▶ [EXERCISE DETAILS]
Your task is to quote the material that follows, in full and exactly.

▶ [SOURCE RECORDS]
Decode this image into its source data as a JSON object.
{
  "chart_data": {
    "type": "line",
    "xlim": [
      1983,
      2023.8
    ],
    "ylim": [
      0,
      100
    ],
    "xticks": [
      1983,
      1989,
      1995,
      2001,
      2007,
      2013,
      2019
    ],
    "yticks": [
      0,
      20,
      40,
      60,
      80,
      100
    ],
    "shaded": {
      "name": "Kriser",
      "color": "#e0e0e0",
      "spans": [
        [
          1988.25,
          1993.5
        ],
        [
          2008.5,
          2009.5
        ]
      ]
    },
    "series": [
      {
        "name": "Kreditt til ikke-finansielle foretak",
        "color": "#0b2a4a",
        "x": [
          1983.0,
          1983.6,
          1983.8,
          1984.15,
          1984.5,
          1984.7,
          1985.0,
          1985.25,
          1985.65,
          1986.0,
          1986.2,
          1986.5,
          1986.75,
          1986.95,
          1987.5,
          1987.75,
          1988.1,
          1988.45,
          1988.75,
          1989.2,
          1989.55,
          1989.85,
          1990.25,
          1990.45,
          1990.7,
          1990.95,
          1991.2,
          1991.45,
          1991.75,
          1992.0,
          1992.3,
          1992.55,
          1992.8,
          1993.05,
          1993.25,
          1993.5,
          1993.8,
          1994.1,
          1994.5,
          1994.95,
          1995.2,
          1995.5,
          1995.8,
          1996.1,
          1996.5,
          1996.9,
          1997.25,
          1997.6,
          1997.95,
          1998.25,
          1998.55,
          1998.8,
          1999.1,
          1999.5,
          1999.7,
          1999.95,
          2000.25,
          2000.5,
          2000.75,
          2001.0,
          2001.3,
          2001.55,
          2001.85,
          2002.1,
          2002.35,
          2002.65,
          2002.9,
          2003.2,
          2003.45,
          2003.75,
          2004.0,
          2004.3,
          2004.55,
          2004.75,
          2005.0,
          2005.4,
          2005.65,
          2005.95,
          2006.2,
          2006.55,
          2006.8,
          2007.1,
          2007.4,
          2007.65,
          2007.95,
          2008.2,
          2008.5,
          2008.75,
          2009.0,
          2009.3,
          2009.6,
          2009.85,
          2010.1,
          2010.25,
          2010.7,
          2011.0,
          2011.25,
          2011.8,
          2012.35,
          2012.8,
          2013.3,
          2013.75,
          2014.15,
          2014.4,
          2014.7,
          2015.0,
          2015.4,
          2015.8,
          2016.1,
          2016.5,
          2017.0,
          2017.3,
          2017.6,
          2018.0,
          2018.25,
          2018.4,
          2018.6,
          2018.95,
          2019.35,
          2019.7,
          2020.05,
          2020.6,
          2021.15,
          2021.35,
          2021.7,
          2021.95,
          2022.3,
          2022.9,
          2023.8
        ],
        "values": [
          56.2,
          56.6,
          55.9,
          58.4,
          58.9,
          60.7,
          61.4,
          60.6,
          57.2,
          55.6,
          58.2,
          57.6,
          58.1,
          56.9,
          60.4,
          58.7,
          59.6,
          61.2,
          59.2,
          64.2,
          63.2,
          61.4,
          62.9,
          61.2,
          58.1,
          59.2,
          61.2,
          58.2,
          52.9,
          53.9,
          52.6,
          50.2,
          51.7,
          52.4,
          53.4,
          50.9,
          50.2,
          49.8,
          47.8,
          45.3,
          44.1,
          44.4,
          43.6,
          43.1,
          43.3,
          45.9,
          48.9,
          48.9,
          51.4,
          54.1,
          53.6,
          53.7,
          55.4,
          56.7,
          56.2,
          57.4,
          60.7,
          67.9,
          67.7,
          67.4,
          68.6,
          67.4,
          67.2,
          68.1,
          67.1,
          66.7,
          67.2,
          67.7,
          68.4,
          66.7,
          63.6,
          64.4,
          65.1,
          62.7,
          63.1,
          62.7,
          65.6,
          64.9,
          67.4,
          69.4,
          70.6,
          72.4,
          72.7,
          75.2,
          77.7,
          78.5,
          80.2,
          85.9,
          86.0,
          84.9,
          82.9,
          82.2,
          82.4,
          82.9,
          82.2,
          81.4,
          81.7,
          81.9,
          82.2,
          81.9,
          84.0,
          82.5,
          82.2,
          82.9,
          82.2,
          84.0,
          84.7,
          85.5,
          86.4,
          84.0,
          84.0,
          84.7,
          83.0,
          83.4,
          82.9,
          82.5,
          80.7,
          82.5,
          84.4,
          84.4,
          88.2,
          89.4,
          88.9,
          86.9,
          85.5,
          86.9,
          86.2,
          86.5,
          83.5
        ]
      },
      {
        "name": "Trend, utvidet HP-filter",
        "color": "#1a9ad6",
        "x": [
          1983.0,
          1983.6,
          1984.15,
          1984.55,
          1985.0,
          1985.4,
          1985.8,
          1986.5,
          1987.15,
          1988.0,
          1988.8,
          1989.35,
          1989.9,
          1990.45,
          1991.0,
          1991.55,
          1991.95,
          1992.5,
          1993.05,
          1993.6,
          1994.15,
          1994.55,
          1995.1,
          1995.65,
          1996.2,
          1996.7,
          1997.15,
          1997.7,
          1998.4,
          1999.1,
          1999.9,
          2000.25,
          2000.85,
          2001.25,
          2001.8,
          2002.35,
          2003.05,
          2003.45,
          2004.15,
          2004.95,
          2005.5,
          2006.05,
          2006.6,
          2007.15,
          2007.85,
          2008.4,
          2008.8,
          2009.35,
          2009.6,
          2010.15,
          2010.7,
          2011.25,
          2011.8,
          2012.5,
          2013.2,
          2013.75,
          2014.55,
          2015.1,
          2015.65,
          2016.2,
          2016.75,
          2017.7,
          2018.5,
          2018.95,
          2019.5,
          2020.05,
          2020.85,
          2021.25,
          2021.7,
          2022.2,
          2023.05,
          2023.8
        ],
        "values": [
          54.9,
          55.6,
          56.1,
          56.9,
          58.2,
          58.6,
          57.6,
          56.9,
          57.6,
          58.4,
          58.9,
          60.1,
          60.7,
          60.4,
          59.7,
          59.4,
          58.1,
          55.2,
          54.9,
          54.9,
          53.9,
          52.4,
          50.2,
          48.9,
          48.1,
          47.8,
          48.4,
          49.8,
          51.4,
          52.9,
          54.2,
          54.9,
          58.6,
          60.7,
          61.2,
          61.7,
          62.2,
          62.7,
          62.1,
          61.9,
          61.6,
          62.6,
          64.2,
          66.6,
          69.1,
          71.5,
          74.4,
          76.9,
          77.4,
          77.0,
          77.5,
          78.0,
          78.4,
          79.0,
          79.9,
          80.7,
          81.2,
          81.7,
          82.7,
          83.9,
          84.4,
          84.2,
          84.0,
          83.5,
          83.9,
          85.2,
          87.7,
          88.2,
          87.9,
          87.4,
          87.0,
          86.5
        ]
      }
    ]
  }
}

▶ [SOLVED EXERCISE]
Decode this image into its source data as a JSON object.
{
  "chart_data": {
    "type": "line",
    "xlim": [
      1983,
      2023.8
    ],
    "ylim": [
      0,
      100
    ],
    "xticks": [
      1983,
      1989,
      1995,
      2001,
      2007,
      2013,
      2019
    ],
    "yticks": [
      0,
      20,
      40,
      60,
      80,
      100
    ],
    "shaded": {
      "name": "Kriser",
      "color": "#e0e0e0",
      "spans": [
        [
          1988.25,
          1993.5
        ],
        [
          2008.5,
          2009.5
        ]
      ]
    },
    "series": [
      {
        "name": "Kreditt til ikke-finansielle foretak",
        "color": "#0b2a4a",
        "x": [
          1983.0,
          1983.6,
          1983.8,
          1984.15,
          1984.5,
          1984.7,
          1985.0,
          1985.25,
          1985.65,
          1986.0,
          1986.2,
          1986.5,
          1986.75,
          1986.95,
          1987.5,
          1987.75,
          1988.1,
          1988.45,
          1988.75,
          1989.2,
          1989.55,
          1989.85,
          1990.25,
          1990.45,
          1990.7,
          1990.95,
          1991.2,
          1991.45,
          1991.75,
          1992.0,
          1992.3,
          1992.55,
          1992.8,
          1993.05,
          1993.25,
          1993.5,
          1993.8,
          1994.1,
          1994.5,
          1994.95,
          1995.2,
          1995.5,
          1995.8,
          1996.1,
          1996.5,
          1996.9,
          1997.25,
          1997.6,
          1997.95,
          1998.25,
          1998.55,
          1998.8,
          1999.1,
          1999.5,
          1999.7,
          1999.95,
          2000.25,
          2000.5,
          2000.75,
          2001.0,
          2001.3,
          2001.55,
          2001.85,
          2002.1,
          2002.35,
          2002.65,
          2002.9,
          2003.2,
          2003.45,
          2003.75,
          2004.0,
          2004.3,
          2004.55,
          2004.75,
          2005.0,
          2005.4,
          2005.65,
          2005.95,
          2006.2,
          2006.55,
          2006.8,
          2007.1,
          2007.4,
          2007.65,
          2007.95,
          2008.2,
          2008.5,
          2008.75,
          2009.0,
          2009.3,
          2009.6,
          2009.85,
          2010.1,
          2010.25,
          2010.7,
          2011.0,
          2011.25,
          2011.8,
          2012.35,
          2012.8,
          2013.3,
          2013.75,
          2014.15,
          2014.4,
          2014.7,
          2015.0,
          2015.4,
          2015.8,
          2016.1,
          2016.5,
          2017.0,
          2017.3,
          2017.6,
          2018.0,
          2018.25,
          2018.4,
          2018.6,
          2018.95,
          2019.35,
          2019.7,
          2020.05,
          2020.6,
          2021.15,
          2021.35,
          2021.7,
          2021.95,
          2022.3,
          2022.9,
          2023.8
        ],
        "values": [
          56.2,
          56.6,
          55.9,
          58.4,
          58.9,
          60.7,
          61.4,
          60.6,
          57.2,
          55.6,
          58.2,
          57.6,
          58.1,
          56.9,
          60.4,
          58.7,
          59.6,
          61.2,
          59.2,
          64.2,
          63.2,
          61.4,
          62.9,
          61.2,
          58.1,
          59.2,
          61.2,
          58.2,
          52.9,
          53.9,
          52.6,
          50.2,
          51.7,
          52.4,
          53.4,
          50.9,
          50.2,
          49.8,
          47.8,
          45.3,
          44.1,
          44.4,
          43.6,
          43.1,
          43.3,
          45.9,
          48.9,
          48.9,
          51.4,
          54.1,
          53.6,
          53.7,
          55.4,
          56.7,
          56.2,
          57.4,
          60.7,
          67.9,
          67.7,
          67.4,
          68.6,
          67.4,
          67.2,
          68.1,
          67.1,
          66.7,
          67.2,
          67.7,
          68.4,
          66.7,
          63.6,
          64.4,
          65.1,
          62.7,
          63.1,
          62.7,
          65.6,
          64.9,
          67.4,
          69.4,
          70.6,
          72.4,
          72.7,
          75.2,
          77.7,
          78.5,
          80.2,
          85.9,
          86.0,
          84.9,
          82.9,
          82.2,
          82.4,
          82.9,
          82.2,
          81.4,
          81.7,
          81.9,
          82.2,
          81.9,
          84.0,
          82.5,
          82.2,
          82.9,
          82.2,
          84.0,
          84.7,
          85.5,
          86.4,
          84.0,
          84.0,
          84.7,
          83.0,
          83.4,
          82.9,
          82.5,
          80.7,
          82.5,
          84.4,
          84.4,
          88.2,
          89.4,
          88.9,
          86.9,
          85.5,
          86.9,
          86.2,
          86.5,
          83.5
        ]
      },
      {
        "name": "Trend, utvidet HP-filter",
        "color": "#1a9ad6",
        "x": [
          1983.0,
          1983.6,
          1984.15,
          1984.55,
          1985.0,
          1985.4,
          1985.8,
          1986.5,
          1987.15,
          1988.0,
          1988.8,
          1989.35,
          1989.9,
          1990.45,
          1991.0,
          1991.55,
          1991.95,
          1992.5,
          1993.05,
          1993.6,
          1994.15,
          1994.55,
          1995.1,
          1995.65,
          1996.2,
          1996.7,
          1997.15,
          1997.7,
          1998.4,
          1999.1,
          1999.9,
          2000.25,
          2000.85,
          2001.25,
          2001.8,
          2002.35,
          2003.05,
          2003.45,
          2004.15,
          2004.95,
          2005.5,
          2006.05,
          2006.6,
          2007.15,
          2007.85,
          2008.4,
          2008.8,
          2009.35,
          2009.6,
          2010.15,
          2010.7,
          2011.25,
          2011.8,
          2012.5,
          2013.2,
          2013.75,
          2014.55,
          2015.1,
          2015.65,
          2016.2,
          2016.75,
          2017.7,
          2018.5,
          2018.95,
          2019.5,
          2020.05,
          2020.85,
          2021.25,
          2021.7,
          2022.2,
          2023.05,
          2023.8
        ],
        "values": [
          54.9,
          55.6,
          56.1,
          56.9,
          58.2,
          58.6,
          57.6,
          56.9,
          57.6,
          58.4,
          58.9,
          60.1,
          60.7,
          60.4,
          59.7,
          59.4,
          58.1,
          55.2,
          54.9,
          54.9,
          53.9,
          52.4,
          50.2,
          48.9,
          48.1,
          47.8,
          48.4,
          49.8,
          51.4,
          52.9,
          54.2,
          54.9,
          58.6,
          60.7,
          61.2,
          61.7,
          62.2,
          62.7,
          62.1,
          61.9,
          61.6,
          62.6,
          64.2,
          66.6,
          69.1,
          71.5,
          74.4,
          76.9,
          77.4,
          77.0,
          77.5,
          78.0,
          78.4,
          79.0,
          79.9,
          80.7,
          81.2,
          81.7,
          82.7,
          83.9,
          84.4,
          84.2,
          84.0,
          83.5,
          83.9,
          85.2,
          87.7,
          88.2,
          87.9,
          87.4,
          87.0,
          86.5
        ]
      }
    ]
  }
}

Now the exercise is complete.